#### TRY IT
Could you repeat every record below exactly, leaving out the pictures?

[Dataset items]
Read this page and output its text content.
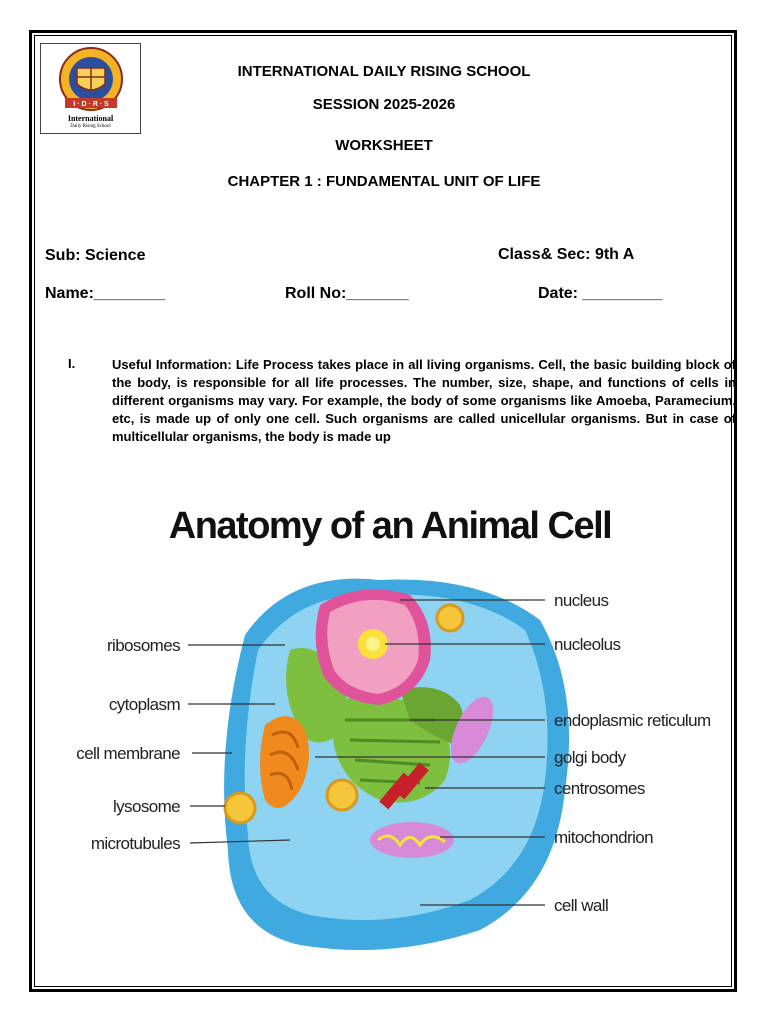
I · D · R · S
International
Daily Rising School
INTERNATIONAL DAILY RISING SCHOOL
SESSION 2025-2026
WORKSHEET
CHAPTER 1 : FUNDAMENTAL UNIT OF LIFE
Sub: Science	Class& Sec: 9th A
Name:________	Roll No:_______	Date: _________
I.	Useful Information: Life Process takes place in all living organisms. Cell, the basic building block of the body, is responsible for all life processes. The number, size, shape, and functions of cells in different organisms may vary. For example, the body of some organisms like Amoeba, Paramecium, etc, is made up of only one cell. Such organisms are called unicellular organisms. But in case of multicellular organisms, the body is made up
Anatomy of an Animal Cell
ribosomes
cytoplasm
cell membrane
lysosome
microtubules
nucleus
nucleolus
endoplasmic reticulum
golgi body
centrosomes
mitochondrion
cell wall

#### RESULT FOR THIS EXERCISE
Read this page and output its text content.
I · D · R · S
International
Daily Rising School
INTERNATIONAL DAILY RISING SCHOOL
SESSION 2025-2026
WORKSHEET
CHAPTER 1 : FUNDAMENTAL UNIT OF LIFE
Sub: Science	Class& Sec: 9th A
Name:________	Roll No:_______	Date: _________
I.	Useful Information: Life Process takes place in all living organisms. Cell, the basic building block of the body, is responsible for all life processes. The number, size, shape, and functions of cells in different organisms may vary. For example, the body of some organisms like Amoeba, Paramecium, etc, is made up of only one cell. Such organisms are called unicellular organisms. But in case of multicellular organisms, the body is made up
Anatomy of an Animal Cell
ribosomes
cytoplasm
cell membrane
lysosome
microtubules
nucleus
nucleolus
endoplasmic reticulum
golgi body
centrosomes
mitochondrion
cell wall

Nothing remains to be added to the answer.